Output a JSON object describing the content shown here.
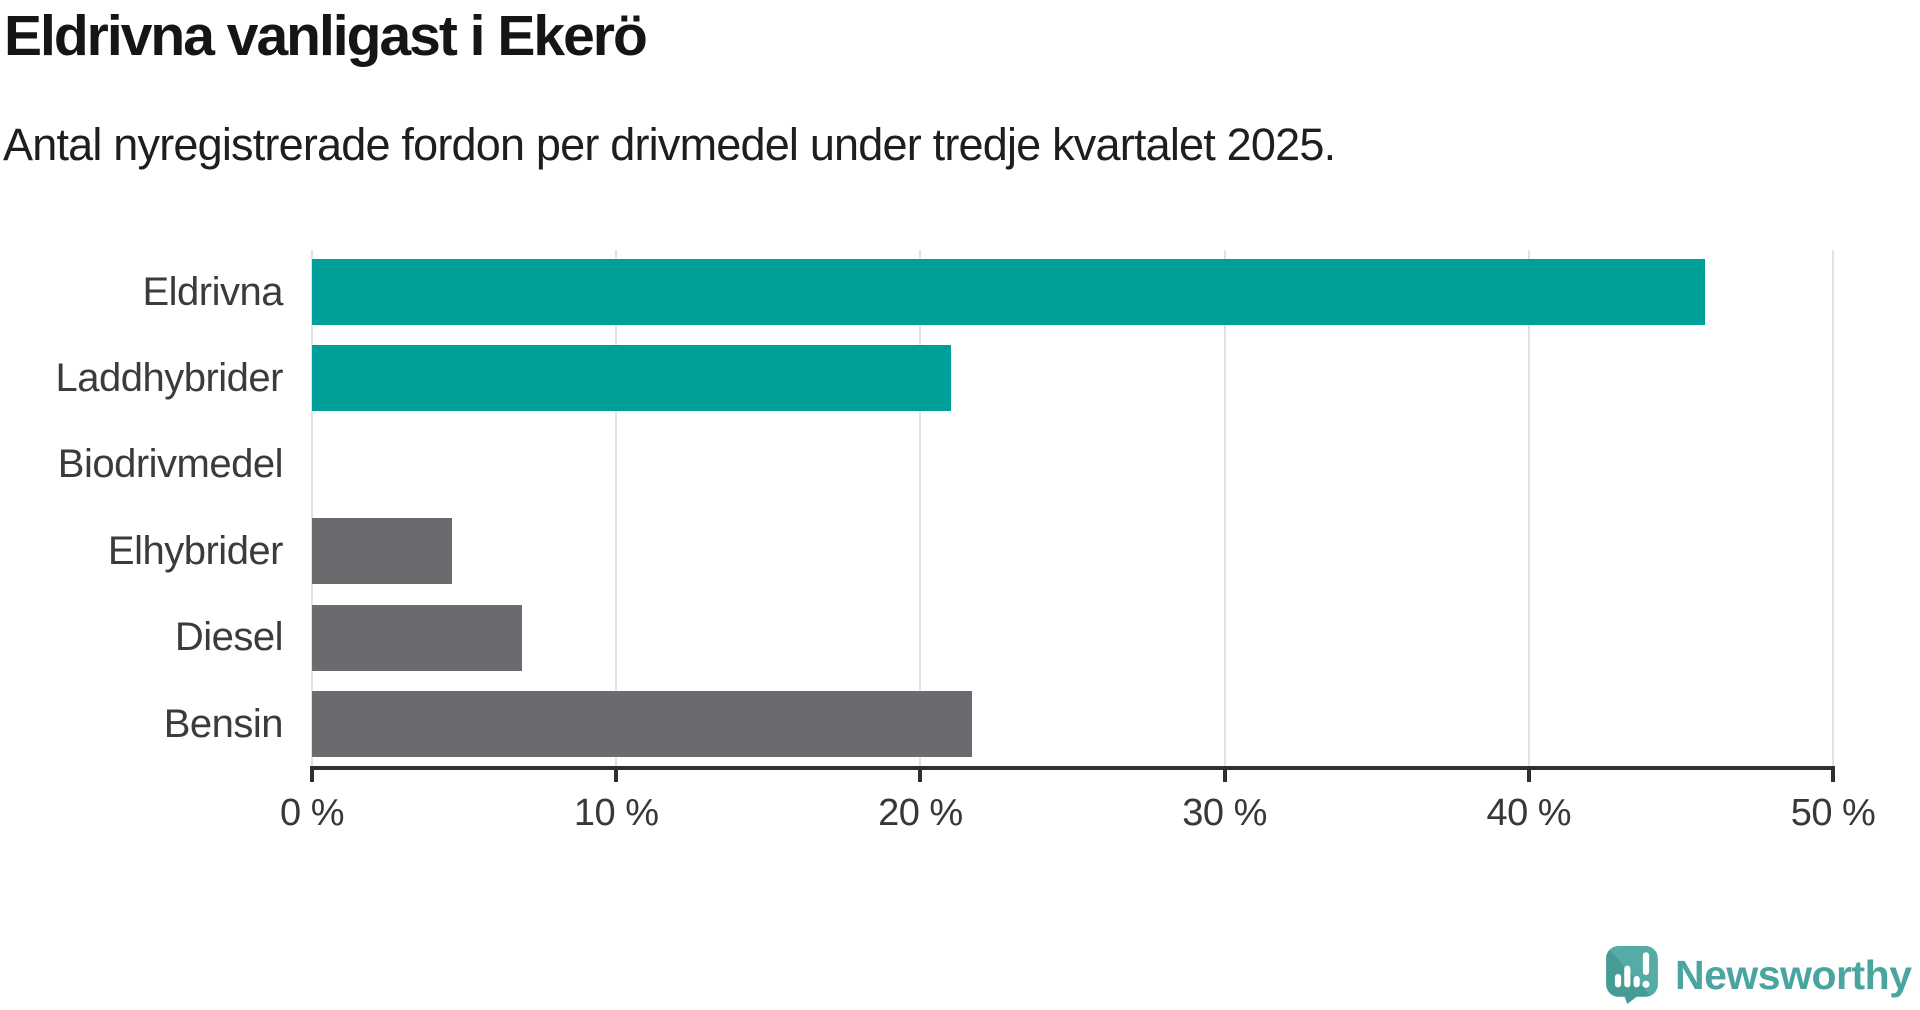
{
  "chart_data": {
    "type": "bar",
    "orientation": "horizontal",
    "title": "Eldrivna vanligast i Ekerö",
    "subtitle": "Antal nyregistrerade fordon per drivmedel under tredje kvartalet 2025.",
    "categories": [
      "Eldrivna",
      "Laddhybrider",
      "Biodrivmedel",
      "Elhybrider",
      "Diesel",
      "Bensin"
    ],
    "values": [
      45.8,
      21.0,
      0,
      4.6,
      6.9,
      21.7
    ],
    "unit": "%",
    "bar_colors": [
      "#00a09a",
      "#00a09a",
      "#00a09a",
      "#6b6b6f",
      "#6b6b6f",
      "#6b6b6f"
    ],
    "xlim": [
      0,
      50
    ],
    "x_ticks": [
      0,
      10,
      20,
      30,
      40,
      50
    ],
    "x_tick_labels": [
      "0 %",
      "10 %",
      "20 %",
      "30 %",
      "40 %",
      "50 %"
    ],
    "grid": true,
    "legend": false
  },
  "colors": {
    "accent_teal": "#00a09a",
    "neutral_gray": "#6b6b6f",
    "gridline": "#e2e2e2",
    "axis": "#2f2f2f",
    "title_text": "#151515",
    "label_text": "#3b3b3b"
  },
  "branding": {
    "logo_text": "Newsworthy",
    "logo_color": "#4aa49f",
    "logo_icon": "newsworthy-speech-bubble-bar-chart-icon",
    "logo_icon_dark": "#459b95",
    "logo_icon_light": "#55aba5"
  }
}
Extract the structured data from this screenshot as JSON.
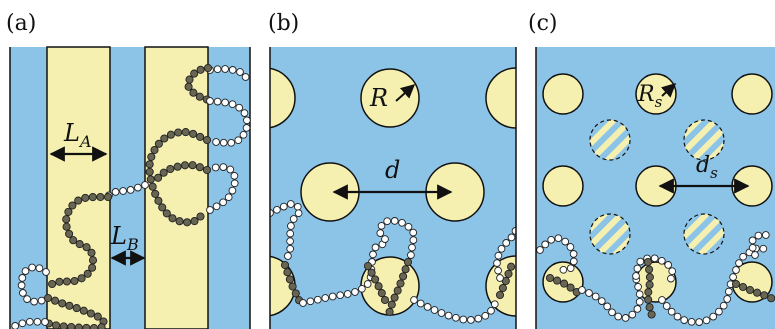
{
  "panels": [
    {
      "id": "a",
      "label": "(a)",
      "labels": {
        "width_a": "L",
        "width_a_sub": "A",
        "width_b": "L",
        "width_b_sub": "B"
      }
    },
    {
      "id": "b",
      "label": "(b)",
      "labels": {
        "radius": "R",
        "spacing": "d"
      }
    },
    {
      "id": "c",
      "label": "(c)",
      "labels": {
        "radius": "R",
        "radius_sub": "s",
        "spacing": "d",
        "spacing_sub": "s"
      }
    }
  ],
  "colors": {
    "matrix_blue": "#8cc4e8",
    "domain_yellow": "#f5f0b0",
    "bead_dark": "#686553",
    "bead_light": "#ffffff",
    "outline": "#111111"
  }
}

● **SET TASK**: Above are records to transcribe exactly; leave their pictures out.

● **COMPLETE ANSWER**:
Output a JSON object describing the content shown here.
{
  "chart_data": {
    "type": "bar",
    "orientation": "horizontal",
    "title": "Eldrivna vanligast i Ekerö",
    "subtitle": "Antal nyregistrerade fordon per drivmedel under tredje kvartalet 2025.",
    "categories": [
      "Eldrivna",
      "Laddhybrider",
      "Biodrivmedel",
      "Elhybrider",
      "Diesel",
      "Bensin"
    ],
    "values": [
      45.8,
      21.0,
      0,
      4.6,
      6.9,
      21.7
    ],
    "unit": "%",
    "bar_colors": [
      "#00a09a",
      "#00a09a",
      "#00a09a",
      "#6b6b6f",
      "#6b6b6f",
      "#6b6b6f"
    ],
    "xlim": [
      0,
      50
    ],
    "x_ticks": [
      0,
      10,
      20,
      30,
      40,
      50
    ],
    "x_tick_labels": [
      "0 %",
      "10 %",
      "20 %",
      "30 %",
      "40 %",
      "50 %"
    ],
    "grid": true,
    "legend": false
  },
  "colors": {
    "accent_teal": "#00a09a",
    "neutral_gray": "#6b6b6f",
    "gridline": "#e2e2e2",
    "axis": "#2f2f2f",
    "title_text": "#151515",
    "label_text": "#3b3b3b"
  },
  "branding": {
    "logo_text": "Newsworthy",
    "logo_color": "#4aa49f",
    "logo_icon": "newsworthy-speech-bubble-bar-chart-icon",
    "logo_icon_dark": "#459b95",
    "logo_icon_light": "#55aba5"
  }
}
Extract the structured data from this screenshot as JSON.
{
  "panels": [
    {
      "id": "a",
      "label": "(a)",
      "labels": {
        "width_a": "L",
        "width_a_sub": "A",
        "width_b": "L",
        "width_b_sub": "B"
      }
    },
    {
      "id": "b",
      "label": "(b)",
      "labels": {
        "radius": "R",
        "spacing": "d"
      }
    },
    {
      "id": "c",
      "label": "(c)",
      "labels": {
        "radius": "R",
        "radius_sub": "s",
        "spacing": "d",
        "spacing_sub": "s"
      }
    }
  ],
  "colors": {
    "matrix_blue": "#8cc4e8",
    "domain_yellow": "#f5f0b0",
    "bead_dark": "#686553",
    "bead_light": "#ffffff",
    "outline": "#111111"
  }
}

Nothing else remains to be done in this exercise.